YOUR INSTRUCTIONS: Starting at the line that holds "Parse this screenshot: output", set down each line through the end of the listing, exactly as written and with nothing added.
□ □ □ □ □
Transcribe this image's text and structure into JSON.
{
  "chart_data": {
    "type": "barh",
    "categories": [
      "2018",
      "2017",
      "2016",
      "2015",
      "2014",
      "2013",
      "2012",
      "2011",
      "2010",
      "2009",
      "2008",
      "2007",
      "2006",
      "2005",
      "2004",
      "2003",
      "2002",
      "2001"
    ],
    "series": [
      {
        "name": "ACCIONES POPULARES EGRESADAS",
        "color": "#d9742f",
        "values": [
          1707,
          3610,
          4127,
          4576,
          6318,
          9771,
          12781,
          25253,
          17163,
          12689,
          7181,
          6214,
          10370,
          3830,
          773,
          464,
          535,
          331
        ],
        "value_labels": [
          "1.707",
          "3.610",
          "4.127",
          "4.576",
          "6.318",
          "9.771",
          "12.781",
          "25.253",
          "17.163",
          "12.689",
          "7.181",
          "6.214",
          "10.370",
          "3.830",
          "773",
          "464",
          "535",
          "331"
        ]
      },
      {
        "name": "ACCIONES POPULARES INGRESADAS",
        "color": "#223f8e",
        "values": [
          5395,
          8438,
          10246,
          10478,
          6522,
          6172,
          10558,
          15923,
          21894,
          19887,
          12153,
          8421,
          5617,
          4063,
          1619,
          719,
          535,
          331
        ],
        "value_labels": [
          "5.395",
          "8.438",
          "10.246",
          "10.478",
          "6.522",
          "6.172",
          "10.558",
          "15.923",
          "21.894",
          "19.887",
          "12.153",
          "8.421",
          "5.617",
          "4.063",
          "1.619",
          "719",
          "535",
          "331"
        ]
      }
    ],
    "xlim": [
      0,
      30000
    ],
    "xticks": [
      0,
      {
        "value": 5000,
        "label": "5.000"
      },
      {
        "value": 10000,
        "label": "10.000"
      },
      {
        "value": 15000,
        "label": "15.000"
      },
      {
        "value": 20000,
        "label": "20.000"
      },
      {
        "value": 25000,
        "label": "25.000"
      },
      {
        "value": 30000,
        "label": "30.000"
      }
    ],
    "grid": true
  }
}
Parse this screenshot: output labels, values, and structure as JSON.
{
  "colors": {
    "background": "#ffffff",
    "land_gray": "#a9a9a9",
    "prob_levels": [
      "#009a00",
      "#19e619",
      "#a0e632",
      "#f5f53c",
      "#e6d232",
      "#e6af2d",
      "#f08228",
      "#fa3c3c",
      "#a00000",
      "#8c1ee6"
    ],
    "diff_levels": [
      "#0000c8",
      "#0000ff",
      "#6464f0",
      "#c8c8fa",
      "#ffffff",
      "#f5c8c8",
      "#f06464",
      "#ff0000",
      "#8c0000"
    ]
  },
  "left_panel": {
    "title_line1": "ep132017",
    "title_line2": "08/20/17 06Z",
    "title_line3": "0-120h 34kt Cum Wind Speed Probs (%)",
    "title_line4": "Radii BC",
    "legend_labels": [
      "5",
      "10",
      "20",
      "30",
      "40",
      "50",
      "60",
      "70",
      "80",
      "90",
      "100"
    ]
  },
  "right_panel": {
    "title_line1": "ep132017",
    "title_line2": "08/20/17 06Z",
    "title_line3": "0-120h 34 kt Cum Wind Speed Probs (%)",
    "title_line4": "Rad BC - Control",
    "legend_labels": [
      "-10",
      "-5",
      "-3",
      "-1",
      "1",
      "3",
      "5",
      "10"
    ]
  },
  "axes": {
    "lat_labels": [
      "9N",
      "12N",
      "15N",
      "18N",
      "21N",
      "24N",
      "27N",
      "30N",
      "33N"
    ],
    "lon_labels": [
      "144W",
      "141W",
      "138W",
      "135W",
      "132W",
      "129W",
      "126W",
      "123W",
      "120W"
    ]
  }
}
□ □ □ □ □
EXPECTED ANSWER:
Parse this screenshot: output labels, values, and structure as JSON.
{
  "colors": {
    "background": "#ffffff",
    "land_gray": "#a9a9a9",
    "prob_levels": [
      "#009a00",
      "#19e619",
      "#a0e632",
      "#f5f53c",
      "#e6d232",
      "#e6af2d",
      "#f08228",
      "#fa3c3c",
      "#a00000",
      "#8c1ee6"
    ],
    "diff_levels": [
      "#0000c8",
      "#0000ff",
      "#6464f0",
      "#c8c8fa",
      "#ffffff",
      "#f5c8c8",
      "#f06464",
      "#ff0000",
      "#8c0000"
    ]
  },
  "left_panel": {
    "title_line1": "ep132017",
    "title_line2": "08/20/17 06Z",
    "title_line3": "0-120h 34kt Cum Wind Speed Probs (%)",
    "title_line4": "Radii BC",
    "legend_labels": [
      "5",
      "10",
      "20",
      "30",
      "40",
      "50",
      "60",
      "70",
      "80",
      "90",
      "100"
    ]
  },
  "right_panel": {
    "title_line1": "ep132017",
    "title_line2": "08/20/17 06Z",
    "title_line3": "0-120h 34 kt Cum Wind Speed Probs (%)",
    "title_line4": "Rad BC - Control",
    "legend_labels": [
      "-10",
      "-5",
      "-3",
      "-1",
      "1",
      "3",
      "5",
      "10"
    ]
  },
  "axes": {
    "lat_labels": [
      "9N",
      "12N",
      "15N",
      "18N",
      "21N",
      "24N",
      "27N",
      "30N",
      "33N"
    ],
    "lon_labels": [
      "144W",
      "141W",
      "138W",
      "135W",
      "132W",
      "129W",
      "126W",
      "123W",
      "120W"
    ]
  }
}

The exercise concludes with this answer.